Written exercise: Locate every row below that contains the string "CREATE" and copy each such row in full.

Region and label listings:

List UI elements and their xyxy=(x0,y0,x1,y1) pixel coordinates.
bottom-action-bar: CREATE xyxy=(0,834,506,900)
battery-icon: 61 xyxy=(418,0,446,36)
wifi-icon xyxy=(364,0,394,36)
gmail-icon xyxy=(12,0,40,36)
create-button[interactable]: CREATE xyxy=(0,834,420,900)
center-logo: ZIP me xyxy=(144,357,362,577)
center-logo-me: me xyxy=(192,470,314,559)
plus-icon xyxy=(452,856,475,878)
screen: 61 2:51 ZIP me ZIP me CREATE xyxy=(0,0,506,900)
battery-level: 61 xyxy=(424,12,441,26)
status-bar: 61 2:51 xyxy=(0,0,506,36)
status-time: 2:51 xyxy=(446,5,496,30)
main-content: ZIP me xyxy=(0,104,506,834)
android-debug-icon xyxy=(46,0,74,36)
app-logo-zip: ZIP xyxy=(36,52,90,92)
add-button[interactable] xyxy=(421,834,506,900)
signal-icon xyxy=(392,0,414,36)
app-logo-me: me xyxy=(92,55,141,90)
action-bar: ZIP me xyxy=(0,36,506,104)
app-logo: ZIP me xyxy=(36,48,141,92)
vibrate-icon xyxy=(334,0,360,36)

Final result:
bottom-action-bar: CREATE xyxy=(0,834,506,900)
create-button[interactable]: CREATE xyxy=(0,834,420,900)
screen: 61 2:51 ZIP me ZIP me CREATE xyxy=(0,0,506,900)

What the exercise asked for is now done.